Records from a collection
· · · · ·
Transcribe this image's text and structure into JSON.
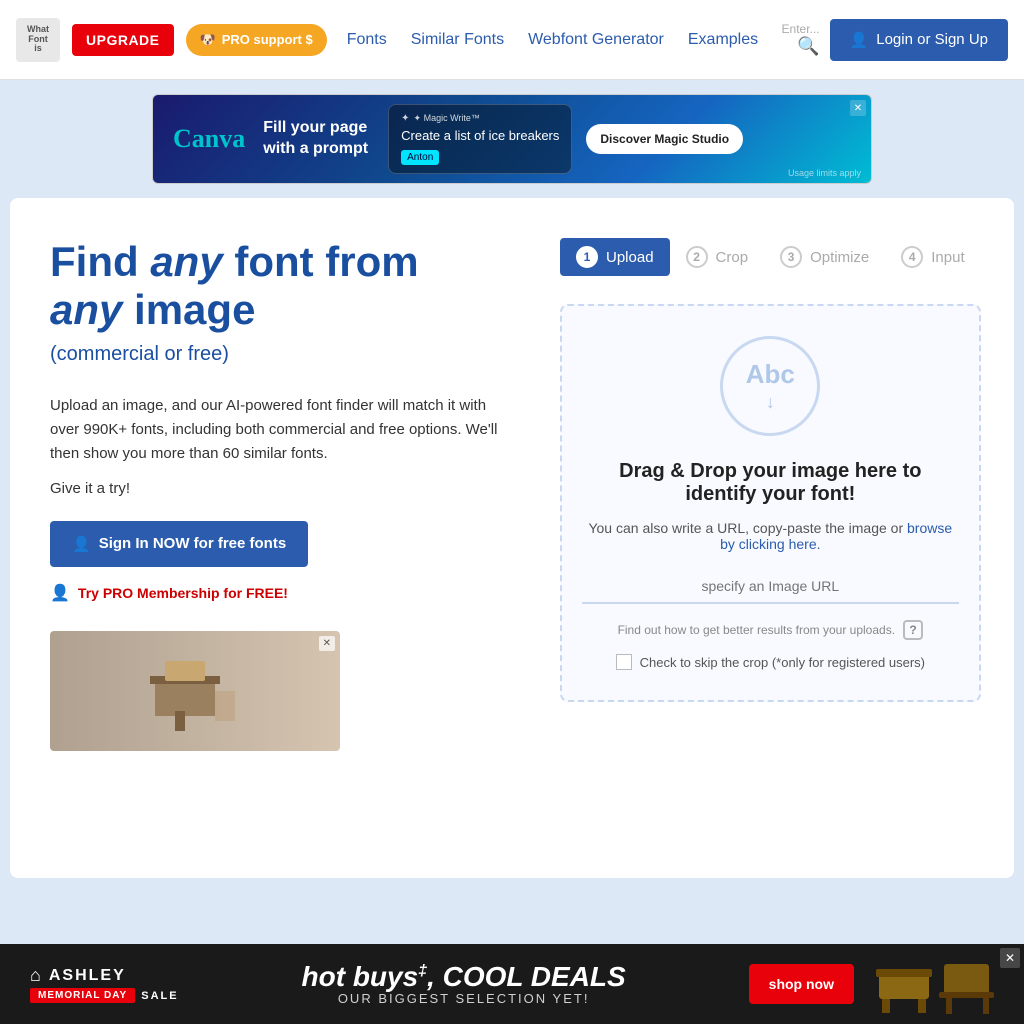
{
  "site": {
    "logo_text": "What\nFont\nis"
  },
  "navbar": {
    "upgrade_label": "UPGRADE",
    "pro_support_label": "PRO support $",
    "fonts_label": "Fonts",
    "similar_fonts_label": "Similar Fonts",
    "webfont_generator_label": "Webfont Generator",
    "examples_label": "Examples",
    "search_placeholder": "Enter...",
    "login_label": "Login or Sign Up"
  },
  "ad_banner": {
    "canva_label": "Canva",
    "tagline": "Fill your page\nwith a prompt",
    "magic_write_label": "✦ Magic Write™",
    "prompt_text": "Create a list of ice breakers",
    "tag": "Anton",
    "discover_label": "Discover Magic Studio",
    "usage": "Usage limits apply"
  },
  "hero": {
    "headline_part1": "Find ",
    "headline_italic": "any",
    "headline_part2": " font from",
    "headline_line2_italic": "any",
    "headline_line2_rest": " image",
    "subheadline": "(commercial or free)",
    "description": "Upload an image, and our AI-powered font finder will match it with over 990K+ fonts, including both commercial and free options. We'll then show you more than 60 similar fonts.",
    "give_try": "Give it a try!",
    "sign_in_label": "Sign In NOW for free fonts",
    "pro_link_label": "Try PRO Membership for FREE!"
  },
  "upload": {
    "steps": [
      {
        "num": "1",
        "label": "Upload",
        "active": true
      },
      {
        "num": "2",
        "label": "Crop",
        "active": false
      },
      {
        "num": "3",
        "label": "Optimize",
        "active": false
      },
      {
        "num": "4",
        "label": "Input",
        "active": false
      }
    ],
    "drag_drop_text": "Drag & Drop your image here to identify your font!",
    "or_text": "You can also write a URL, copy-paste the image or",
    "browse_text": "browse by clicking here.",
    "url_placeholder": "specify an Image URL",
    "better_results_text": "Find out how to get better results from your uploads.",
    "skip_crop_label": "Check to skip the crop (*only for registered users)"
  },
  "bottom_ad": {
    "brand": "ASHLEY",
    "memorial": "MEMORIAL DAY",
    "sale": "SALE",
    "hot_buys": "hot buys",
    "superscript": "‡",
    "cool_deals": ", COOL DEALS",
    "subtext": "OUR BIGGEST SELECTION YET!",
    "shop_now": "shop now"
  }
}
· · · · ·
**EXERCISE TASK:**
Report only the number of lines in the records that include the word "commercial".

**SOLUTION FOR THIS EXERCISE:**
2